>> BEGIN DATA SHOWN
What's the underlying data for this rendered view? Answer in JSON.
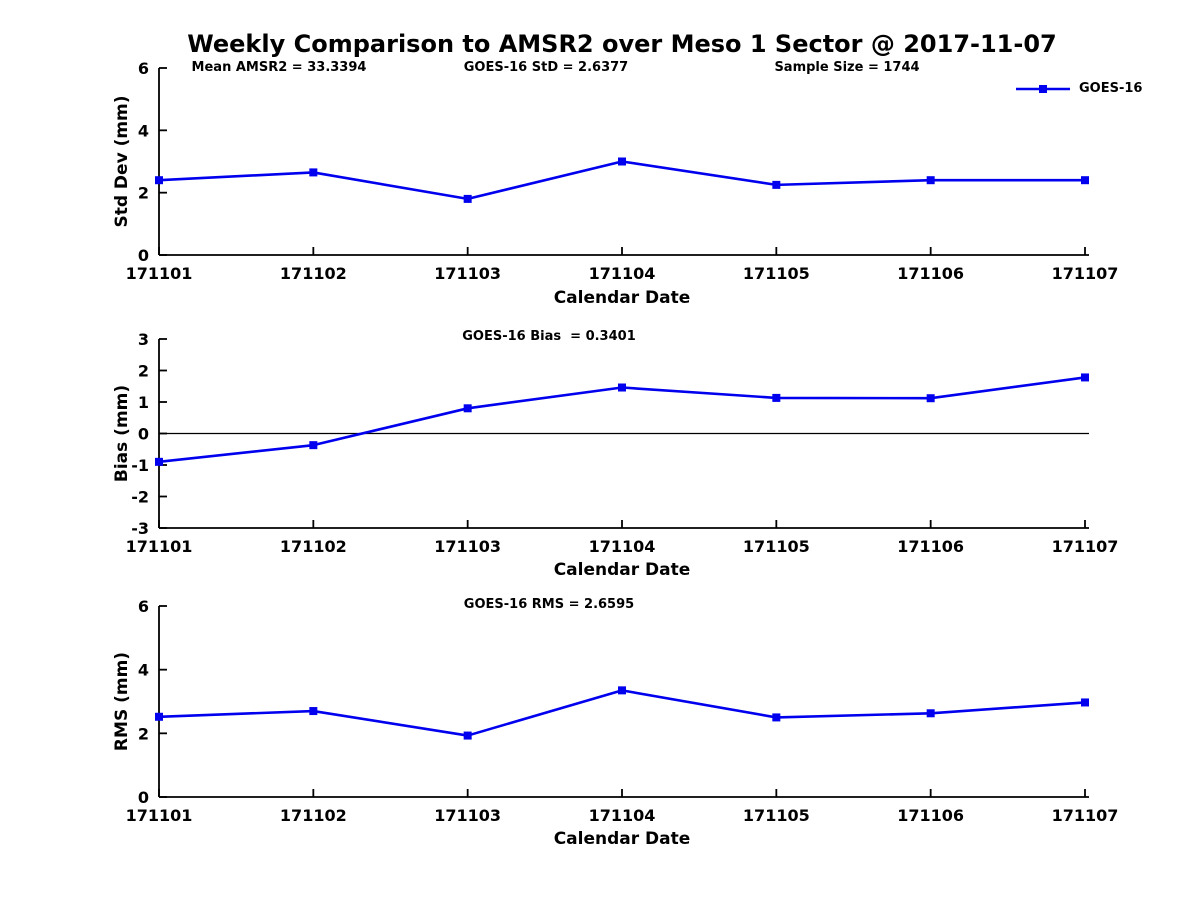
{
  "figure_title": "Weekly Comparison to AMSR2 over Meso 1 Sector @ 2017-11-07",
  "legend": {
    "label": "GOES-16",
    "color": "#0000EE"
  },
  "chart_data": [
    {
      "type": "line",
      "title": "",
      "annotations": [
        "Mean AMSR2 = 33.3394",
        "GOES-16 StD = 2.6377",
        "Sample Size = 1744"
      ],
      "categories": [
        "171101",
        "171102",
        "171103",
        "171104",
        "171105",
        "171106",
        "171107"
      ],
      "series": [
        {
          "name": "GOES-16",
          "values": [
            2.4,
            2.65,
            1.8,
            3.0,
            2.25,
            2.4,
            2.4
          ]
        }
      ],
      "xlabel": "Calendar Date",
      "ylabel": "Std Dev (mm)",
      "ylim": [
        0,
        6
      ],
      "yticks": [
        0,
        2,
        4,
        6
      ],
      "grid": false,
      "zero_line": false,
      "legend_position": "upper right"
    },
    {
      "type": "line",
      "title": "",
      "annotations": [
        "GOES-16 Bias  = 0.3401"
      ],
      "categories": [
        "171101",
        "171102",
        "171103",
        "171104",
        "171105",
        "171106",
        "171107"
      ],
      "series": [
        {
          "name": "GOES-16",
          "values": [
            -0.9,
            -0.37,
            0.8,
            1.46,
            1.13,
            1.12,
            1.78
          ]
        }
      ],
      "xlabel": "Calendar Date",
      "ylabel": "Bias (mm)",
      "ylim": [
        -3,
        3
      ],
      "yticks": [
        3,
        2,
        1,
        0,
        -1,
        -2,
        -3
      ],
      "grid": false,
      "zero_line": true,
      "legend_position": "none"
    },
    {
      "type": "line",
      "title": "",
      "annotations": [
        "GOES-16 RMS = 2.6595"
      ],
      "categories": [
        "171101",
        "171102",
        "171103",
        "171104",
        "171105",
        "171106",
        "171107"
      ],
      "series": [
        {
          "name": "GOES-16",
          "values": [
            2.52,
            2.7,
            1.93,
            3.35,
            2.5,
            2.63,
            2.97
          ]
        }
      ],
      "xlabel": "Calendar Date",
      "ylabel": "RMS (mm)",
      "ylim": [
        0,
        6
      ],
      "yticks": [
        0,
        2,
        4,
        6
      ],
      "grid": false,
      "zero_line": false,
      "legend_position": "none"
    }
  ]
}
>> END DATA SHOWN
## TASK STATEMENT
Copy out the listing exactly as it stands, but not the pictures.

## EXERCISE RESULT
What's the underlying data for this rendered view? Answer in JSON.
{
  "figure_title": "Weekly Comparison to AMSR2 over Meso 1 Sector @ 2017-11-07",
  "legend": {
    "label": "GOES-16",
    "color": "#0000EE"
  },
  "chart_data": [
    {
      "type": "line",
      "title": "",
      "annotations": [
        "Mean AMSR2 = 33.3394",
        "GOES-16 StD = 2.6377",
        "Sample Size = 1744"
      ],
      "categories": [
        "171101",
        "171102",
        "171103",
        "171104",
        "171105",
        "171106",
        "171107"
      ],
      "series": [
        {
          "name": "GOES-16",
          "values": [
            2.4,
            2.65,
            1.8,
            3.0,
            2.25,
            2.4,
            2.4
          ]
        }
      ],
      "xlabel": "Calendar Date",
      "ylabel": "Std Dev (mm)",
      "ylim": [
        0,
        6
      ],
      "yticks": [
        0,
        2,
        4,
        6
      ],
      "grid": false,
      "zero_line": false,
      "legend_position": "upper right"
    },
    {
      "type": "line",
      "title": "",
      "annotations": [
        "GOES-16 Bias  = 0.3401"
      ],
      "categories": [
        "171101",
        "171102",
        "171103",
        "171104",
        "171105",
        "171106",
        "171107"
      ],
      "series": [
        {
          "name": "GOES-16",
          "values": [
            -0.9,
            -0.37,
            0.8,
            1.46,
            1.13,
            1.12,
            1.78
          ]
        }
      ],
      "xlabel": "Calendar Date",
      "ylabel": "Bias (mm)",
      "ylim": [
        -3,
        3
      ],
      "yticks": [
        3,
        2,
        1,
        0,
        -1,
        -2,
        -3
      ],
      "grid": false,
      "zero_line": true,
      "legend_position": "none"
    },
    {
      "type": "line",
      "title": "",
      "annotations": [
        "GOES-16 RMS = 2.6595"
      ],
      "categories": [
        "171101",
        "171102",
        "171103",
        "171104",
        "171105",
        "171106",
        "171107"
      ],
      "series": [
        {
          "name": "GOES-16",
          "values": [
            2.52,
            2.7,
            1.93,
            3.35,
            2.5,
            2.63,
            2.97
          ]
        }
      ],
      "xlabel": "Calendar Date",
      "ylabel": "RMS (mm)",
      "ylim": [
        0,
        6
      ],
      "yticks": [
        0,
        2,
        4,
        6
      ],
      "grid": false,
      "zero_line": false,
      "legend_position": "none"
    }
  ]
}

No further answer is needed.